(Dataset records)
----------

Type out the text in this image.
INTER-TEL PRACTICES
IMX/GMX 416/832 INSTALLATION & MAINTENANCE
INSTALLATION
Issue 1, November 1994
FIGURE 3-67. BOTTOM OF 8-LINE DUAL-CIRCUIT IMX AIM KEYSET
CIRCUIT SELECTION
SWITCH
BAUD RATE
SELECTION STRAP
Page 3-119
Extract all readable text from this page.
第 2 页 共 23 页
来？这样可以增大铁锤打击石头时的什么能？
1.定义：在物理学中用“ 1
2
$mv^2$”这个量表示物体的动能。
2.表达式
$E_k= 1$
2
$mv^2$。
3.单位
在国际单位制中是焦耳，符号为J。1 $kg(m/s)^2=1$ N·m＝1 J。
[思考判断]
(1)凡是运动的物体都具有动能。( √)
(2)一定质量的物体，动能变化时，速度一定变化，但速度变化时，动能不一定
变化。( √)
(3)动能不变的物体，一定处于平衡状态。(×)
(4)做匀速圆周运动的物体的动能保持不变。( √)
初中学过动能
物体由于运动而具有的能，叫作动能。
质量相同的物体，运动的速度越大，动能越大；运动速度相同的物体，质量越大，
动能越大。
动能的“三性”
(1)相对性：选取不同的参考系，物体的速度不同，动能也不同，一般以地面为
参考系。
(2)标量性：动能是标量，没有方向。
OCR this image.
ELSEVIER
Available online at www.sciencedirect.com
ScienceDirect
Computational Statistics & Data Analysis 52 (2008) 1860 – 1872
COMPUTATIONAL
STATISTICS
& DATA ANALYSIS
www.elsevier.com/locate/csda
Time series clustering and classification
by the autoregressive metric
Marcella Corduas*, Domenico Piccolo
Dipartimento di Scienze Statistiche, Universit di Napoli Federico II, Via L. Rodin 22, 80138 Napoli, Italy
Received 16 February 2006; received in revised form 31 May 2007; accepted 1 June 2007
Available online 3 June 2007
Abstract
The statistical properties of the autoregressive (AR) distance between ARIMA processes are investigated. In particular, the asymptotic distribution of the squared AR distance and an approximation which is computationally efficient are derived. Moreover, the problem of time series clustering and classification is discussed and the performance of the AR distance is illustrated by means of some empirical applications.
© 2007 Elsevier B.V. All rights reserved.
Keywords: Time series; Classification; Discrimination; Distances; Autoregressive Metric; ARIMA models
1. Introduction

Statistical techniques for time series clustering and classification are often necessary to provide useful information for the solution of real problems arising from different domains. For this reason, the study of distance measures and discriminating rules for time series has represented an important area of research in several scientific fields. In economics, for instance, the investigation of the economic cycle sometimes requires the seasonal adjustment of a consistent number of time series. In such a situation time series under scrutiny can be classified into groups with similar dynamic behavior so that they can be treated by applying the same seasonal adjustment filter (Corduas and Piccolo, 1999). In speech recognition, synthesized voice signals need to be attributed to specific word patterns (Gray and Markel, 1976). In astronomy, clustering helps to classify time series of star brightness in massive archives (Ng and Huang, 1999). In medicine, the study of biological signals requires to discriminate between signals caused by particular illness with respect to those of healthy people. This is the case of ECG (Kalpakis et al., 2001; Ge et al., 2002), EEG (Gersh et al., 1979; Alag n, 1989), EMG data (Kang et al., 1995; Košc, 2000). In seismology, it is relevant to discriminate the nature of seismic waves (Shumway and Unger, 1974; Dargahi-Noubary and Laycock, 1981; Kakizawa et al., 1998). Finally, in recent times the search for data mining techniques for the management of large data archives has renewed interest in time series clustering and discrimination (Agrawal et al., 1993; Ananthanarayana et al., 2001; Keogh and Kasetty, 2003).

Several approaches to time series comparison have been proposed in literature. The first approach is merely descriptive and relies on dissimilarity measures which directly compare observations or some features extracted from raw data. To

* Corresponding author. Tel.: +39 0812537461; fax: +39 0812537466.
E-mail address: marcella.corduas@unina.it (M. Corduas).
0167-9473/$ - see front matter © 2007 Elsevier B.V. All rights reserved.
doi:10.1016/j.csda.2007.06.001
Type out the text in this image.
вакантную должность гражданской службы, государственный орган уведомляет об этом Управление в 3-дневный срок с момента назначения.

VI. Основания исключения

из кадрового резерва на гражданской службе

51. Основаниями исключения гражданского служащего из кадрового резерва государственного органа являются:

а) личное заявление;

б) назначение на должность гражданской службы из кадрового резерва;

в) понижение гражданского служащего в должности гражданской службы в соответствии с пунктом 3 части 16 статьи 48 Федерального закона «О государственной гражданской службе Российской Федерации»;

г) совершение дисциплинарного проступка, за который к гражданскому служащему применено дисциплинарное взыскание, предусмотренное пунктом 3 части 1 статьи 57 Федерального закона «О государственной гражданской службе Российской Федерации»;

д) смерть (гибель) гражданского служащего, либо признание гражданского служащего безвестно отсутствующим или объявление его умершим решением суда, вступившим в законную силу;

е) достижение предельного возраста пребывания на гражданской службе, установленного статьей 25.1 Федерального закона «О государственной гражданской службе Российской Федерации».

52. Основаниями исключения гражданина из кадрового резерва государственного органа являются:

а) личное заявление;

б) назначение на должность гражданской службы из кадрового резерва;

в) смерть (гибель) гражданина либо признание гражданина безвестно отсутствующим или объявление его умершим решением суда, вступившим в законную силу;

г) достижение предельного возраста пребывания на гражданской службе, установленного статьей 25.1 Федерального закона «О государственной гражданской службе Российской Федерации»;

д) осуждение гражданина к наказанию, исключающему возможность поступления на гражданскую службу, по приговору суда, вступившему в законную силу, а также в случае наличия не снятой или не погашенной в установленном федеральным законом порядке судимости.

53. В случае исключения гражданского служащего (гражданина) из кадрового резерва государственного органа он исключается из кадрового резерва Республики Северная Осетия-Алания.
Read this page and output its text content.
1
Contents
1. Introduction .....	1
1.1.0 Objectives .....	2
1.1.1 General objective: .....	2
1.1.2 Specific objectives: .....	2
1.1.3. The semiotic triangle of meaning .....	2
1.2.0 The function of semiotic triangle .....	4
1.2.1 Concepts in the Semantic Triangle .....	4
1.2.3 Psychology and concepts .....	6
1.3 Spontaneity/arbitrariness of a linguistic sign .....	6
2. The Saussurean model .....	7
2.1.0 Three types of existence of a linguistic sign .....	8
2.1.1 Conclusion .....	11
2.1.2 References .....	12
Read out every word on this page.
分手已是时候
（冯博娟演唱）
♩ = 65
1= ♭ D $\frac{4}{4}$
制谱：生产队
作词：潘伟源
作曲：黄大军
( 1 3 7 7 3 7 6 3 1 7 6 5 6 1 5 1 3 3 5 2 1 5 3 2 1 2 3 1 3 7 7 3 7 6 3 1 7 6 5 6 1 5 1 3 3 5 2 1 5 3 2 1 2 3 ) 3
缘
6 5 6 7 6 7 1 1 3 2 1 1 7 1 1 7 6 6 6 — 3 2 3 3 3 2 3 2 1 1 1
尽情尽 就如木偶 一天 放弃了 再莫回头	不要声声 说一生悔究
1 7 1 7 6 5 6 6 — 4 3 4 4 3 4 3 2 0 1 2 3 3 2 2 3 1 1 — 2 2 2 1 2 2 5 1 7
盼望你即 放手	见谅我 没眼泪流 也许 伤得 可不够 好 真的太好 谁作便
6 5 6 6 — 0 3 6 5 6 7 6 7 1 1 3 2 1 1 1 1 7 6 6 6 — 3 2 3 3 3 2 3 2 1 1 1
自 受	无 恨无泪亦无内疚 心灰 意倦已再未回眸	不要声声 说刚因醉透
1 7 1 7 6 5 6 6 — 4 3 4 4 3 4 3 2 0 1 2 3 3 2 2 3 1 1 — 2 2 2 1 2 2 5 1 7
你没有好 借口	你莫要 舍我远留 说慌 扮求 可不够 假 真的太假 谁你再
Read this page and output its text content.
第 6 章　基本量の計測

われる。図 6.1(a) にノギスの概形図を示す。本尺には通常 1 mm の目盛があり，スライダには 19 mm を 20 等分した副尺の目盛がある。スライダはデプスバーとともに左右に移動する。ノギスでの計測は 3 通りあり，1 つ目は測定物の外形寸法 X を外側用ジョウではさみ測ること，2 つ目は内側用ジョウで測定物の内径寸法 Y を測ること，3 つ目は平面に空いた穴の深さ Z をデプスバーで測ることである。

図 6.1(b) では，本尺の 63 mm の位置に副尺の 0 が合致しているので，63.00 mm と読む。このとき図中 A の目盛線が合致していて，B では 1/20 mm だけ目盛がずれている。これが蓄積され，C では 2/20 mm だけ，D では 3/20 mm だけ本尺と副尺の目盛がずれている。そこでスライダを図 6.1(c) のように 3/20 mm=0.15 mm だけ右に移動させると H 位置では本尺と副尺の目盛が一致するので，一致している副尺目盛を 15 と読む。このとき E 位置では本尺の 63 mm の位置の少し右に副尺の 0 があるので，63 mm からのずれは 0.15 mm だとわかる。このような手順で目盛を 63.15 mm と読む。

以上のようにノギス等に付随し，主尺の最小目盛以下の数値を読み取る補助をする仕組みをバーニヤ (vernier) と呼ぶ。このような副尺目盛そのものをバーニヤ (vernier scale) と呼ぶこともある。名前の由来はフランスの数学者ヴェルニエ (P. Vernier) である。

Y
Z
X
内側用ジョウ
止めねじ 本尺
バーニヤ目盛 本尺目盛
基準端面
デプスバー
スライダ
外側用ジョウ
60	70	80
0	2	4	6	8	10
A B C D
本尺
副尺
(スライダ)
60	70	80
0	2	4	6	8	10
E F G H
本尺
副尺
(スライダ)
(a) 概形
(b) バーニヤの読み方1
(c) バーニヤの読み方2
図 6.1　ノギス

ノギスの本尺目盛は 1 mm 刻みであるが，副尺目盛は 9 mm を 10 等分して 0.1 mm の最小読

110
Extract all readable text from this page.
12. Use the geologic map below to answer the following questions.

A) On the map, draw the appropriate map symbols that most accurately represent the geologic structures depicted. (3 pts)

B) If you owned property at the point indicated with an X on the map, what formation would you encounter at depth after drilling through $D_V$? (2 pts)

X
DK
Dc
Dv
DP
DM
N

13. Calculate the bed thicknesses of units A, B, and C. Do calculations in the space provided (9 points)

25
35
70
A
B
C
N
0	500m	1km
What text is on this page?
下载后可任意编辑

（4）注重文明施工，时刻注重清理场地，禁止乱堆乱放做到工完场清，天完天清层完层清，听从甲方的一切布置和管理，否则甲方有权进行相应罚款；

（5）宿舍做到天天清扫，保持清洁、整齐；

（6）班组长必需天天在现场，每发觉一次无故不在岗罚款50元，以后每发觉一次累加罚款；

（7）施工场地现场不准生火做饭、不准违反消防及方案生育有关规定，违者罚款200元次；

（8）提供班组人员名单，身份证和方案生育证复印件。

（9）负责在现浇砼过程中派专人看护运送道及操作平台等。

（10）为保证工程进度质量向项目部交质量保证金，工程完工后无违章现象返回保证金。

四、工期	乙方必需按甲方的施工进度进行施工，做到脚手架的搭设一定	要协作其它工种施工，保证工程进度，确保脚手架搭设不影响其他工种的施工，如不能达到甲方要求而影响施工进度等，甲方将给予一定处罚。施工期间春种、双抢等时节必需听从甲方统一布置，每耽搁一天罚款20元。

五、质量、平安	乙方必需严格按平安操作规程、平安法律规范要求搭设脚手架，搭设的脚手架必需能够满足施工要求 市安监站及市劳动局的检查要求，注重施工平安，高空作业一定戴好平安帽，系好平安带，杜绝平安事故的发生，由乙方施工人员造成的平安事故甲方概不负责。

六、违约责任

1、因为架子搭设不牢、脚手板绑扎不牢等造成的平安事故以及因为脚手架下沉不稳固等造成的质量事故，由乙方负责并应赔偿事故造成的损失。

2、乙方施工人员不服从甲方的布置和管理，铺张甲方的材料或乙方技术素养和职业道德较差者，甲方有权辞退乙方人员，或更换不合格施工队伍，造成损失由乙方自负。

----------

What you are asked to do » Pull out the lines above in which the word "силу" appears.

Expected output »
д) смерть (гибель) гражданского служащего, либо признание гражданского служащего безвестно отсутствующим или объявление его умершим решением суда, вступившим в законную силу;
в) смерть (гибель) гражданина либо признание гражданина безвестно отсутствующим или объявление его умершим решением суда, вступившим в законную силу;
д) осуждение гражданина к наказанию, исключающему возможность поступления на гражданскую службу, по приговору суда, вступившему в законную силу, а также в случае наличия не снятой или не погашенной в установленном федеральным законом порядке судимости.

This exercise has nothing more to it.